# Dataset records
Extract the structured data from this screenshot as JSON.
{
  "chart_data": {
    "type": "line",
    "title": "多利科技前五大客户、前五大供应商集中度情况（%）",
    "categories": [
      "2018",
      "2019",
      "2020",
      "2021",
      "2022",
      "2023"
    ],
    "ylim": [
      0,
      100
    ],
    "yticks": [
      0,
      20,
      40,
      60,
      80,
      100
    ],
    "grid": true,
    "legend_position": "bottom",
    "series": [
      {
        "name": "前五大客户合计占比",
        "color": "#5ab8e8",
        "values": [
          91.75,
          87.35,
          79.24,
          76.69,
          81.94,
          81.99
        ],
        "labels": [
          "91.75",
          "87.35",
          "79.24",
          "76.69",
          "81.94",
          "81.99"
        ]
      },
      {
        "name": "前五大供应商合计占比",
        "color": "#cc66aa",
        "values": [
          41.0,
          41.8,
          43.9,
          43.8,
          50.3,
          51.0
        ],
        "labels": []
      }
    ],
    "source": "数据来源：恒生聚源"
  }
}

# Task to carry out
Working from the material above, retype it in its entirety without change.

# Full response
Extract the structured data from this screenshot as JSON.
{
  "chart_data": {
    "type": "line",
    "title": "多利科技前五大客户、前五大供应商集中度情况（%）",
    "categories": [
      "2018",
      "2019",
      "2020",
      "2021",
      "2022",
      "2023"
    ],
    "ylim": [
      0,
      100
    ],
    "yticks": [
      0,
      20,
      40,
      60,
      80,
      100
    ],
    "grid": true,
    "legend_position": "bottom",
    "series": [
      {
        "name": "前五大客户合计占比",
        "color": "#5ab8e8",
        "values": [
          91.75,
          87.35,
          79.24,
          76.69,
          81.94,
          81.99
        ],
        "labels": [
          "91.75",
          "87.35",
          "79.24",
          "76.69",
          "81.94",
          "81.99"
        ]
      },
      {
        "name": "前五大供应商合计占比",
        "color": "#cc66aa",
        "values": [
          41.0,
          41.8,
          43.9,
          43.8,
          50.3,
          51.0
        ],
        "labels": []
      }
    ],
    "source": "数据来源：恒生聚源"
  }
}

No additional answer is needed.